TASK PROMPT
Copy all lines in the data that contain the string "this".

[Page text dataset records]
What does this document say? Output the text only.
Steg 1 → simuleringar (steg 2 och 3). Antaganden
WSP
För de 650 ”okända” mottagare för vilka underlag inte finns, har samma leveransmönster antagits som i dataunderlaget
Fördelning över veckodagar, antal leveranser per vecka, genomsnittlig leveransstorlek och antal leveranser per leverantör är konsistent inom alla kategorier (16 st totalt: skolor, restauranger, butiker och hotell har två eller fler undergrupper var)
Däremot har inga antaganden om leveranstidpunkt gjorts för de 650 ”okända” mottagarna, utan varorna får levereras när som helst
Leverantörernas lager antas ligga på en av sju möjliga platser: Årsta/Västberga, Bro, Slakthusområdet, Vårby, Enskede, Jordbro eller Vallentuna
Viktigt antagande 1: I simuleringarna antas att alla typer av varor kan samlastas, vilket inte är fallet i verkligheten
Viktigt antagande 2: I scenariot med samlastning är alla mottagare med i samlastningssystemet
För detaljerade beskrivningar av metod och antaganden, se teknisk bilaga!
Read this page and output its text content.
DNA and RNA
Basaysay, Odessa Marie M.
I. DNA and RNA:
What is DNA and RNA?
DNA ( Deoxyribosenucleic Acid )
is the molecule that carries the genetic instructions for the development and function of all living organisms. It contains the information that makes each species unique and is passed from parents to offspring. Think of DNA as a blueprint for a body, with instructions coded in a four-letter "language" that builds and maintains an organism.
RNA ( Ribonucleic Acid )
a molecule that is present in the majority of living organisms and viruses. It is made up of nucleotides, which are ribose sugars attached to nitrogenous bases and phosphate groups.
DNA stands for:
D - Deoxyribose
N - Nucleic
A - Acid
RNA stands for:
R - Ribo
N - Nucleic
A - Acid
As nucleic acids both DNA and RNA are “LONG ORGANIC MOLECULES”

TASK SOLUTION
What does this document say? Output the text only.
Read this page and output its text content.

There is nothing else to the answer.